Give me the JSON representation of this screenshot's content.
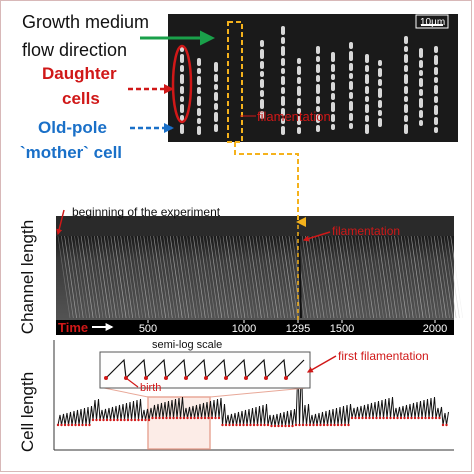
{
  "labels": {
    "growth_medium_line1": "Growth medium",
    "growth_medium_line2": "flow direction",
    "daughter_line1": "Daughter",
    "daughter_line2": "cells",
    "mother_line1": "Old-pole",
    "mother_line2": "`mother` cell",
    "scale_bar": "10µm",
    "filamentation_top": "filamentation",
    "beginning": "beginning of the experiment",
    "filamentation_kymo": "filamentation",
    "channel_length": "Channel length",
    "time": "Time",
    "cell_length": "Cell length",
    "semi_log": "semi-log scale",
    "birth": "birth",
    "first_filamentation": "first filamentation"
  },
  "time_ticks": [
    "500",
    "1000",
    "1295",
    "1500",
    "2000"
  ],
  "colors": {
    "red": "#d01818",
    "blue": "#1a70c8",
    "green": "#1aa04a",
    "orange": "#f5b21c",
    "black": "#111111",
    "zoom_box": "#e8a898"
  }
}
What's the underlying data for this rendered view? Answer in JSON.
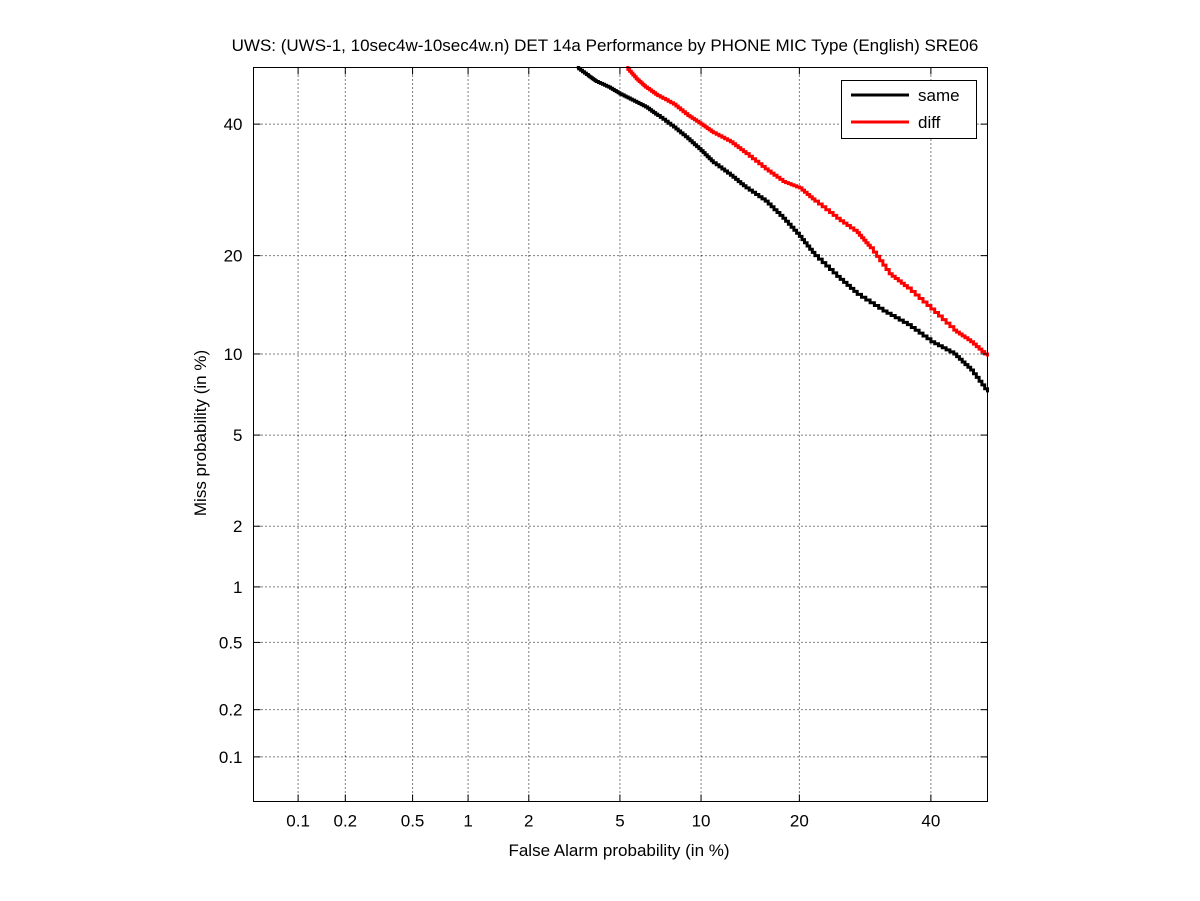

=======

(WHAT THIS TASK INVOLVES): Your task is to set down the records shown above exactly, minus any pictures.

(RESULT OF THE EXERCISE):
Give me the JSON representation of this screenshot's content.
{
  "labels": {
    "growth_medium_line1": "Growth medium",
    "growth_medium_line2": "flow direction",
    "daughter_line1": "Daughter",
    "daughter_line2": "cells",
    "mother_line1": "Old-pole",
    "mother_line2": "`mother` cell",
    "scale_bar": "10µm",
    "filamentation_top": "filamentation",
    "beginning": "beginning of the experiment",
    "filamentation_kymo": "filamentation",
    "channel_length": "Channel length",
    "time": "Time",
    "cell_length": "Cell length",
    "semi_log": "semi-log scale",
    "birth": "birth",
    "first_filamentation": "first filamentation"
  },
  "time_ticks": [
    "500",
    "1000",
    "1295",
    "1500",
    "2000"
  ],
  "colors": {
    "red": "#d01818",
    "blue": "#1a70c8",
    "green": "#1aa04a",
    "orange": "#f5b21c",
    "black": "#111111",
    "zoom_box": "#e8a898"
  }
}
What's the underlying data for this rendered view? Answer in JSON.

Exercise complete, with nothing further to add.